**Written problem:**
Out of all the lines below, count those with the word "document". Give the number only.

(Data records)
═══

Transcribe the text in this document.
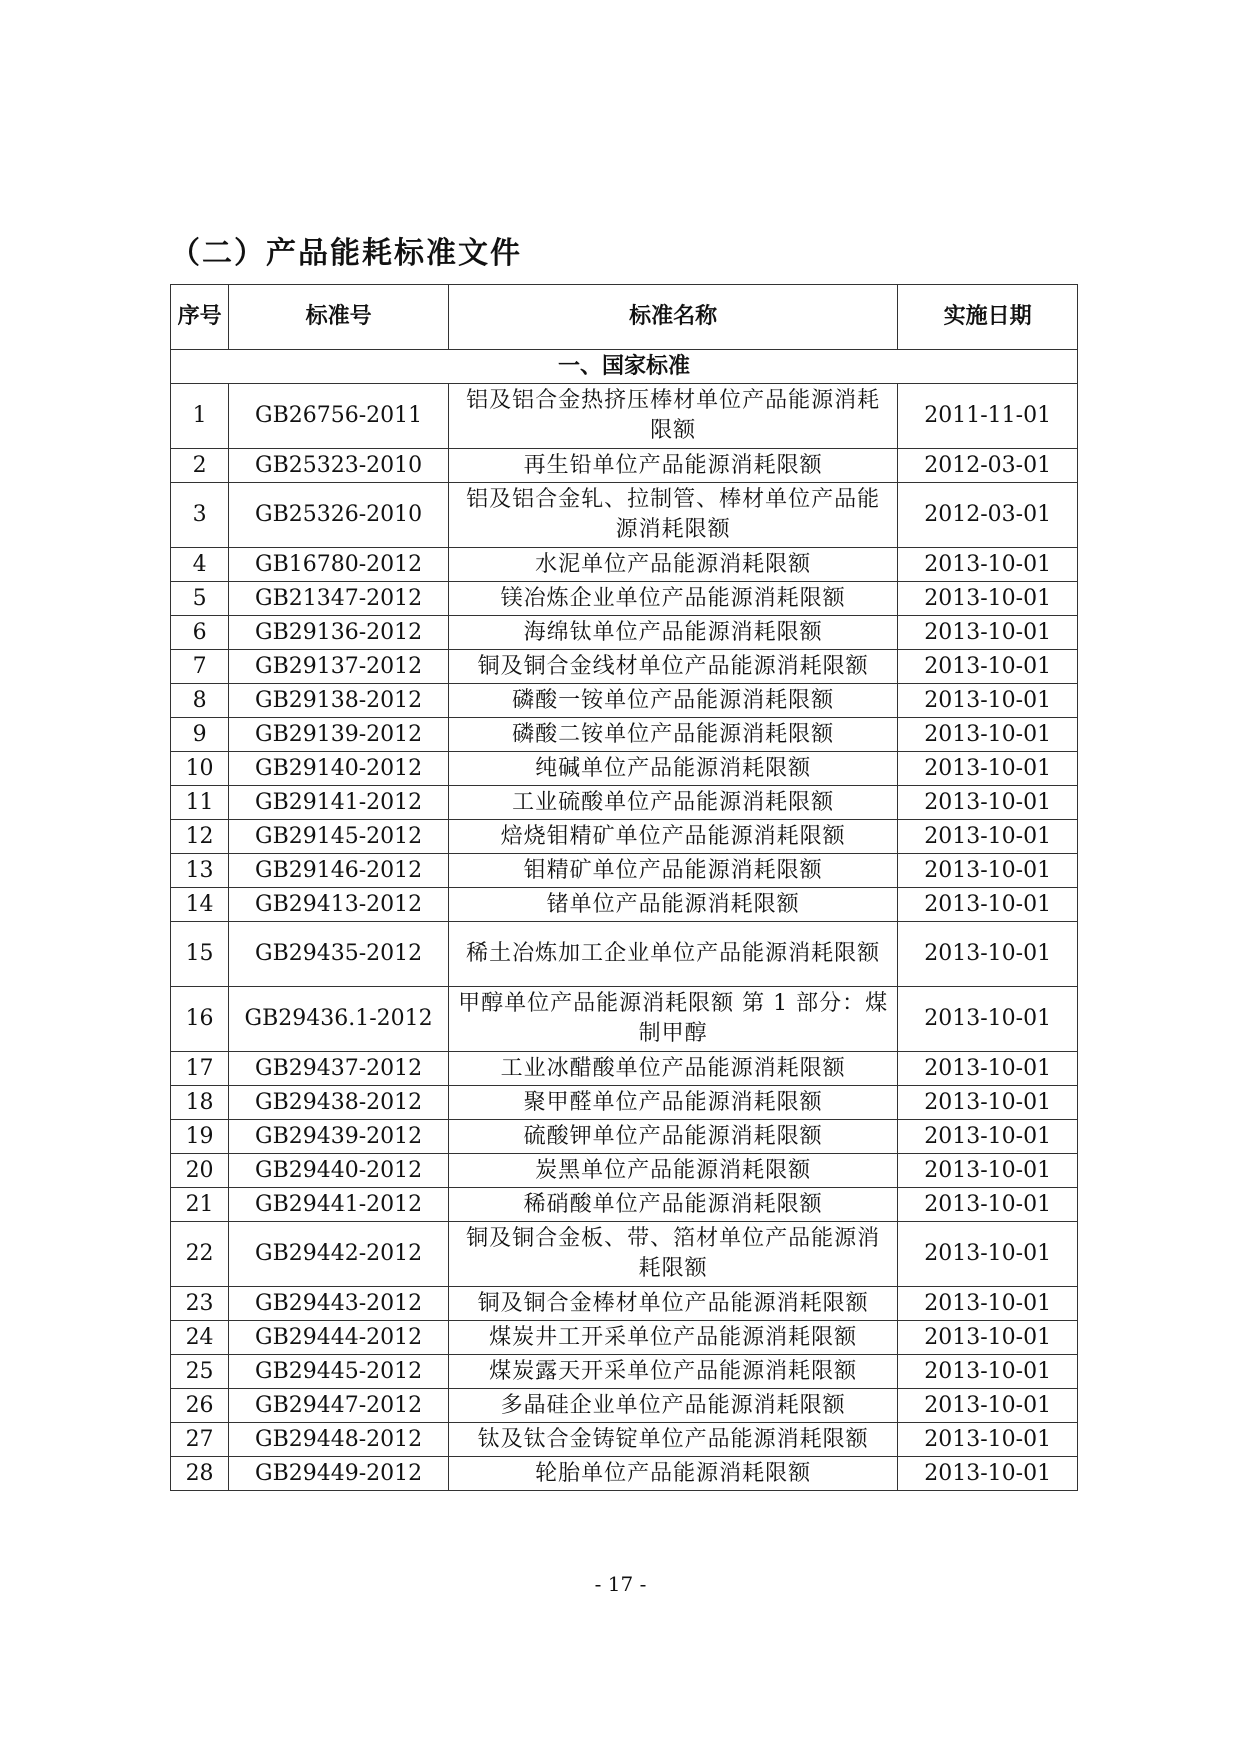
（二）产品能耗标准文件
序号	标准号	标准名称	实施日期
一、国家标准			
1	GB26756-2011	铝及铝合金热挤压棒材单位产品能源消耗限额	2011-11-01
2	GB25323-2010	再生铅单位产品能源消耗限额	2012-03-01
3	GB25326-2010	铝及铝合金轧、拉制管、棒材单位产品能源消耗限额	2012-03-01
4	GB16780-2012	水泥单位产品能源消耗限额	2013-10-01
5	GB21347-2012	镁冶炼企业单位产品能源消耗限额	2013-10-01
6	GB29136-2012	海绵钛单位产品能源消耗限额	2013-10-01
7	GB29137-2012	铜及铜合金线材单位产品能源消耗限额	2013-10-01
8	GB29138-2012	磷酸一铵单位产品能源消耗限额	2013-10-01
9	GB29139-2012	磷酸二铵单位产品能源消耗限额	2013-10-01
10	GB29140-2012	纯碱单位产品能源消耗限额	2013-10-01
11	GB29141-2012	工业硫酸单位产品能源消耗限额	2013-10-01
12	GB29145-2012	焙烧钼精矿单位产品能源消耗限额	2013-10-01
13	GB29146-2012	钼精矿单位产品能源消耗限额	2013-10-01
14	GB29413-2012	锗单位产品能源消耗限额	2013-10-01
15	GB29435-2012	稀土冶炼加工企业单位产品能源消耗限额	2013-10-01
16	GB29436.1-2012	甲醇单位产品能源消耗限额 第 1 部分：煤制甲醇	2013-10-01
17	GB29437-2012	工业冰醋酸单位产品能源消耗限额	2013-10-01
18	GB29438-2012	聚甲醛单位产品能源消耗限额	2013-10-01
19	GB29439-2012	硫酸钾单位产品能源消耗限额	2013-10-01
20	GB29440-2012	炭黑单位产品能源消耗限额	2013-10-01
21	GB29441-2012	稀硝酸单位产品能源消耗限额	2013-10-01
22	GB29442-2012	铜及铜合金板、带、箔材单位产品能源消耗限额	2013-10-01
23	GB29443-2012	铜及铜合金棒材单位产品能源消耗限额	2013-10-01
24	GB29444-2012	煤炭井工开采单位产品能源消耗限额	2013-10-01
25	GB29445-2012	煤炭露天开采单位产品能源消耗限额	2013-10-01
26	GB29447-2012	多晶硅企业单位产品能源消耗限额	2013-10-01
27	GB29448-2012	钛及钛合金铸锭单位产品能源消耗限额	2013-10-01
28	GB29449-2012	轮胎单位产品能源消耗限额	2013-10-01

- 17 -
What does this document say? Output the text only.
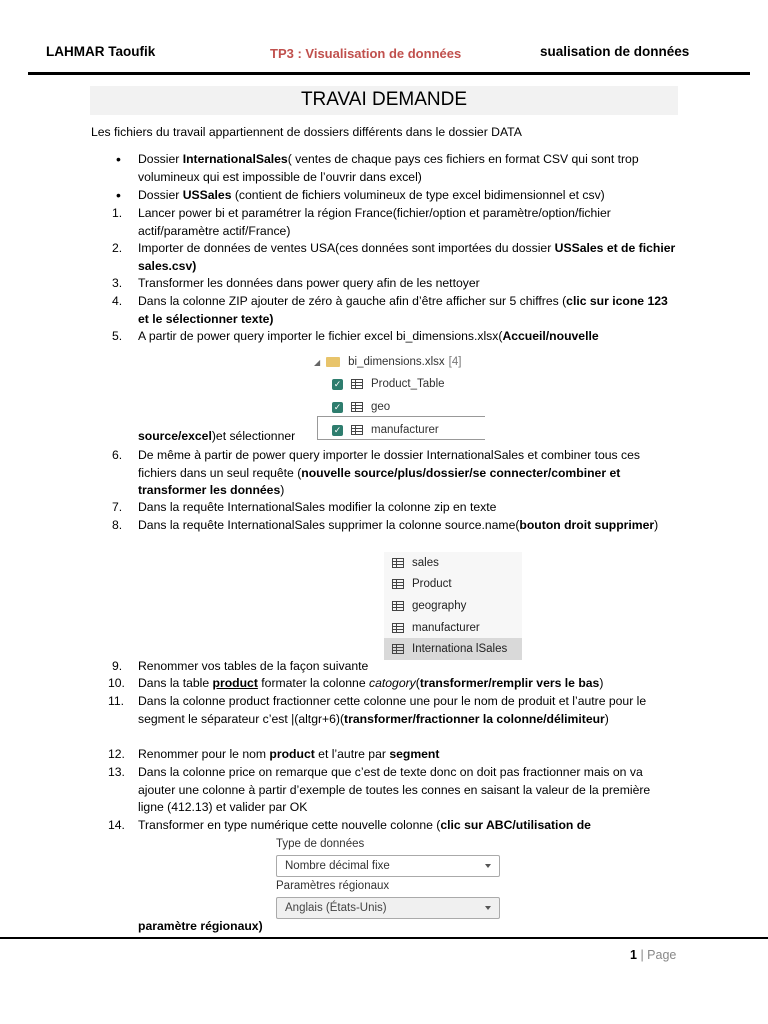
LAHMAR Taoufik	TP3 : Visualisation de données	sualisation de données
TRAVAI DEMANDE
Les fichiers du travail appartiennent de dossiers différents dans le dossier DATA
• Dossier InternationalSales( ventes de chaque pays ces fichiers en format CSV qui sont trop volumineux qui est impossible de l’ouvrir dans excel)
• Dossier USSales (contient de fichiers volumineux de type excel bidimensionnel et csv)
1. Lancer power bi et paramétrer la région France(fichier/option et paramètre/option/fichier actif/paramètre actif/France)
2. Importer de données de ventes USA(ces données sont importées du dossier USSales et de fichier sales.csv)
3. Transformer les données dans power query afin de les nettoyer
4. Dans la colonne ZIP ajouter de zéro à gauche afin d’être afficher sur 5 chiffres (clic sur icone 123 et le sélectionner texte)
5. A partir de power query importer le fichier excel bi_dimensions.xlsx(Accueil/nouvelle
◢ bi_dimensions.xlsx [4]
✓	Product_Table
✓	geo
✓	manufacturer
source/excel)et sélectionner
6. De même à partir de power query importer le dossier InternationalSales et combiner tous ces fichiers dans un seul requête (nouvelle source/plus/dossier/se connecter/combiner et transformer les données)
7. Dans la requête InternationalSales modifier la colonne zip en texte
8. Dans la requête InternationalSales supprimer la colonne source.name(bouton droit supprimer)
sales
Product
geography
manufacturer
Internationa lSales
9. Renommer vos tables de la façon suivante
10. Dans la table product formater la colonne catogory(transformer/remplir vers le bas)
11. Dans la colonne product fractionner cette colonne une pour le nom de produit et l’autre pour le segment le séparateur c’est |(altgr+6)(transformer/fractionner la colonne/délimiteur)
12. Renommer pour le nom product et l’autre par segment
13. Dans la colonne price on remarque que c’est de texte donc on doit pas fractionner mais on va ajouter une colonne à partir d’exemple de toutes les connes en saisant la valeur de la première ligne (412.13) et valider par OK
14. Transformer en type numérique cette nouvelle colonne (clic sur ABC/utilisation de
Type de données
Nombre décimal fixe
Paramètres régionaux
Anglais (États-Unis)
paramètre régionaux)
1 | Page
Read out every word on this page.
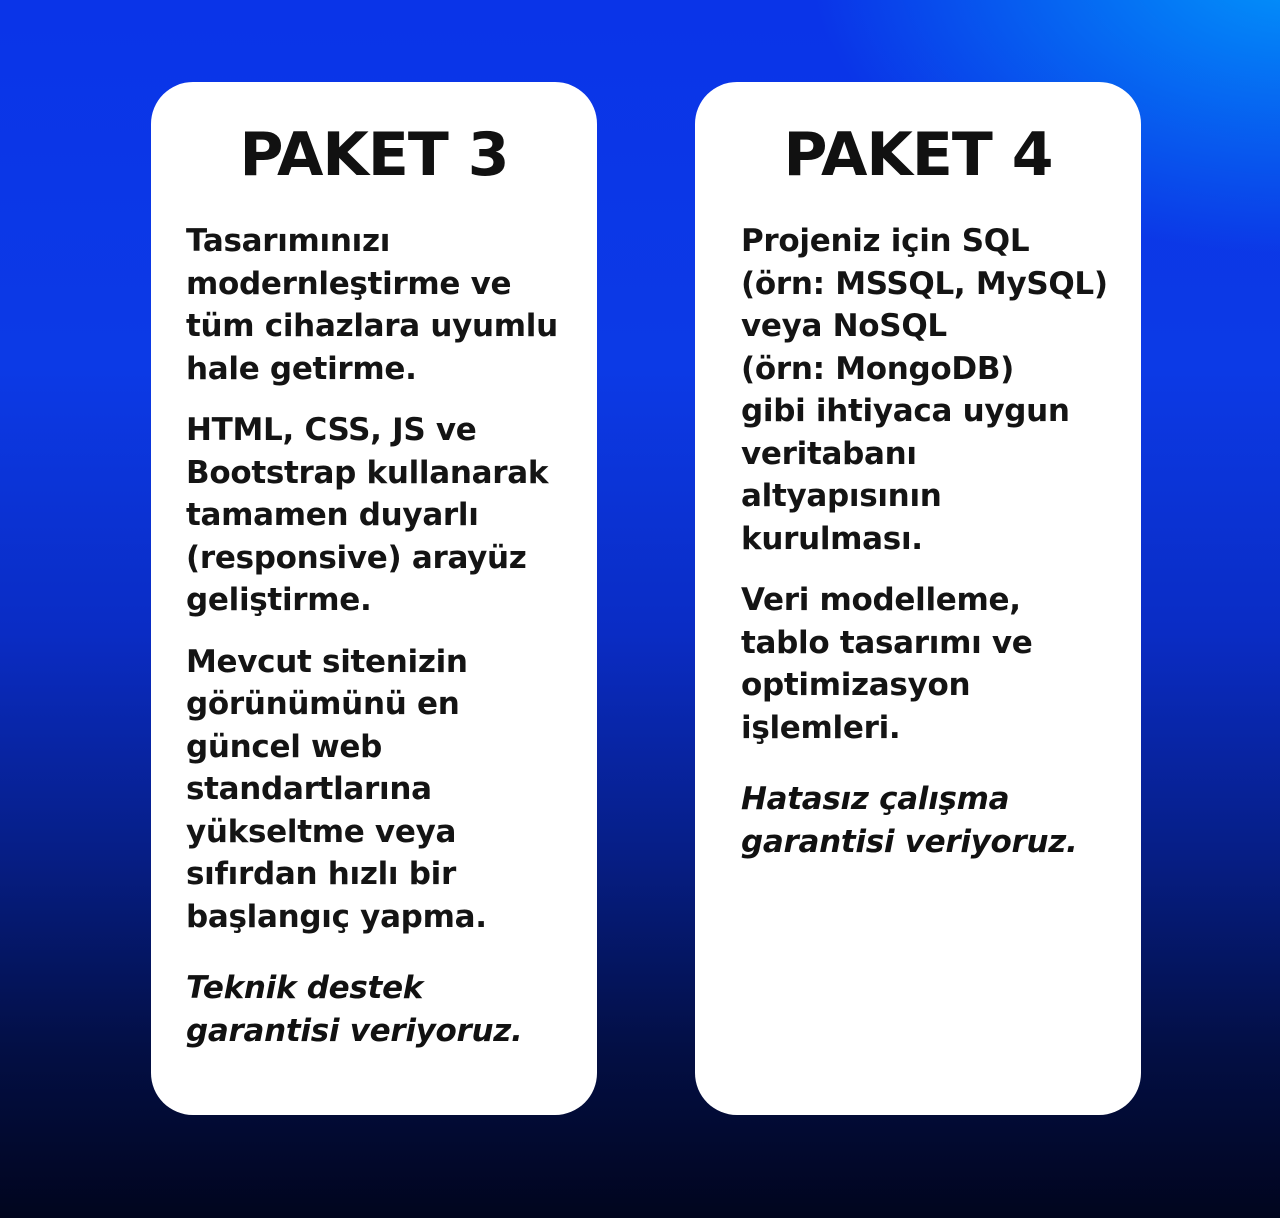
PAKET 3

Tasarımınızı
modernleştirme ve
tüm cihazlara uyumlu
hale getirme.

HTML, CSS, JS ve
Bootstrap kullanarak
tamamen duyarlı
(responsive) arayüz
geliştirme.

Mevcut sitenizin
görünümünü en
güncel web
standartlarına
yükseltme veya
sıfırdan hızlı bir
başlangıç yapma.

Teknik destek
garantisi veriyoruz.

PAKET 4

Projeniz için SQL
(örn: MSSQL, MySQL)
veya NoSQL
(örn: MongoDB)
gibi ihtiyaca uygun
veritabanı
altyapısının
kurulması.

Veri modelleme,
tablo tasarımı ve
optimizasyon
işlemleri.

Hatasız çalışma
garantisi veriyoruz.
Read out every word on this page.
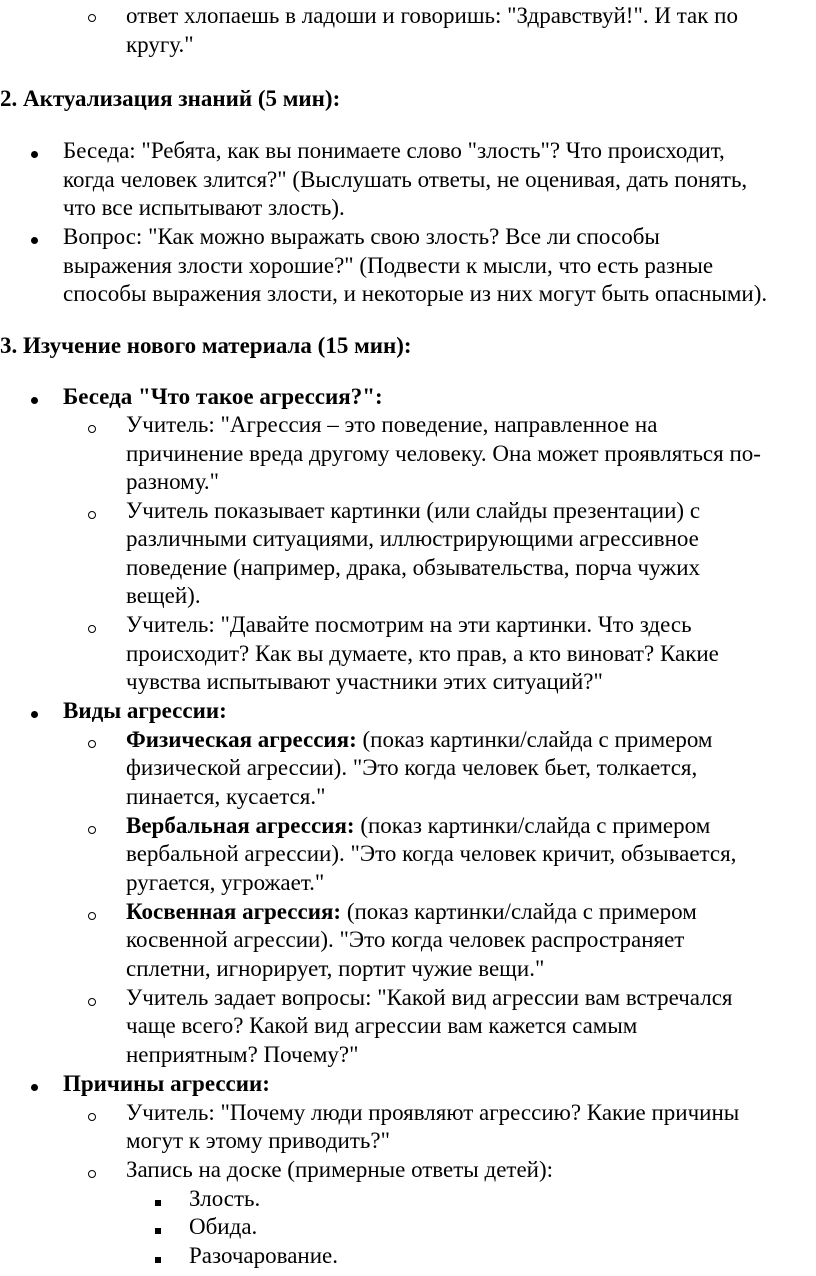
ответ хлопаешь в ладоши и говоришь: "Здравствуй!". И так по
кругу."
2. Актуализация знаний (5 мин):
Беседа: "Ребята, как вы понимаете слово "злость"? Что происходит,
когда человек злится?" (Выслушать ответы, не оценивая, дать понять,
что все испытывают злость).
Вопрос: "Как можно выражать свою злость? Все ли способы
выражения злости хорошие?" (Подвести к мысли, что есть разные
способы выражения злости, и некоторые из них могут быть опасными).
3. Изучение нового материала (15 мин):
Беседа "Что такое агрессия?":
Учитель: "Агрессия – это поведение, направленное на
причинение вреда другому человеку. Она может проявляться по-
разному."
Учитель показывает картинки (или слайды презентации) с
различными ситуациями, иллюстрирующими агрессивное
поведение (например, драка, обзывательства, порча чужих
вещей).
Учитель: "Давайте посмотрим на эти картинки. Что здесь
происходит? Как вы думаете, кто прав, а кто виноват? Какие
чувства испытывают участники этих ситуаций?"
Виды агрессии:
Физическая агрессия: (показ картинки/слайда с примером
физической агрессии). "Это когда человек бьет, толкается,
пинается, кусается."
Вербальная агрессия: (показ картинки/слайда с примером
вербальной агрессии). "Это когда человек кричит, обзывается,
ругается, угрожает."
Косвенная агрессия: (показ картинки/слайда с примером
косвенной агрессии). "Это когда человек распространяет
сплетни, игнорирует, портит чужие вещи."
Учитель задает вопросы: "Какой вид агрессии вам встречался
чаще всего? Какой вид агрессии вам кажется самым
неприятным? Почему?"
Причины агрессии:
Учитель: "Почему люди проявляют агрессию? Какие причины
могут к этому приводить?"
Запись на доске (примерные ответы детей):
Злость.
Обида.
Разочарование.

═══

**Answer to the exercise:**
2